In the listing below, count the lines containing the string "Industry" and state only the number.

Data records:
--- Begin ---

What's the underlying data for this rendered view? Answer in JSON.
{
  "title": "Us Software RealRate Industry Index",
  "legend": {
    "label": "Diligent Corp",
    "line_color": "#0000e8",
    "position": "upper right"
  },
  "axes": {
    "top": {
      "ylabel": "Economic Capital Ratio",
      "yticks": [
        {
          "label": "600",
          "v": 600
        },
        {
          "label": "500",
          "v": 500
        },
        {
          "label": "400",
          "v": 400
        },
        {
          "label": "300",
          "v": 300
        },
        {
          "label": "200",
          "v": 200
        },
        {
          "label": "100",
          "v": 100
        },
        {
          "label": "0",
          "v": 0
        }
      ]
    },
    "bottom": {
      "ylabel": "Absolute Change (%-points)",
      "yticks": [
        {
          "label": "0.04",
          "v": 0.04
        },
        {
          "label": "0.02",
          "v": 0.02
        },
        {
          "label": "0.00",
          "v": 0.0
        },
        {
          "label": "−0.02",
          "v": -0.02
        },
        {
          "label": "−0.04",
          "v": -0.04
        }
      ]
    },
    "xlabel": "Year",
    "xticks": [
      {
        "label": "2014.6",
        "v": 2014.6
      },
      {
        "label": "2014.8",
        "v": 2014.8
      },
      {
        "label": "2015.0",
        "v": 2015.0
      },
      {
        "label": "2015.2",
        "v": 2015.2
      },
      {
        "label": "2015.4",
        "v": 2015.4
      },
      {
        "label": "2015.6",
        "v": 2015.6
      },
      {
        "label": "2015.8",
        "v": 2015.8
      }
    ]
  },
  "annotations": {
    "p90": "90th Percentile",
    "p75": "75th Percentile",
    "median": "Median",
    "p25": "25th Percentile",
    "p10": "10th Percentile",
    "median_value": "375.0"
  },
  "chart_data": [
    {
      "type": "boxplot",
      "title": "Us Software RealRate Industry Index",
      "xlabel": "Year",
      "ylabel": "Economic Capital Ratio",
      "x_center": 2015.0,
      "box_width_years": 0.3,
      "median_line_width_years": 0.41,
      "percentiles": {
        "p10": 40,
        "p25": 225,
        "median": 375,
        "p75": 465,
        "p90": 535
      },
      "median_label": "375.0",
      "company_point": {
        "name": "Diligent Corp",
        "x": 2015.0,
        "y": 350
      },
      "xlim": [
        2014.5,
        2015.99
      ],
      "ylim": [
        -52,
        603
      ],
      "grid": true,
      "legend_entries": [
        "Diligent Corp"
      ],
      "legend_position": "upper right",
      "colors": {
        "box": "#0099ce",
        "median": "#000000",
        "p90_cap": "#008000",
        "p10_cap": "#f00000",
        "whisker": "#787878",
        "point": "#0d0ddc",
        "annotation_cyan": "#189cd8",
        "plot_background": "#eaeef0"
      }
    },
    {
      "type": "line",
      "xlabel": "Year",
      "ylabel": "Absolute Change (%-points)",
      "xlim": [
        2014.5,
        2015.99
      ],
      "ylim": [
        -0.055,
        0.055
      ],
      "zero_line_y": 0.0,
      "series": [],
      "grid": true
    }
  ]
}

--- End ---

Exercise output: 2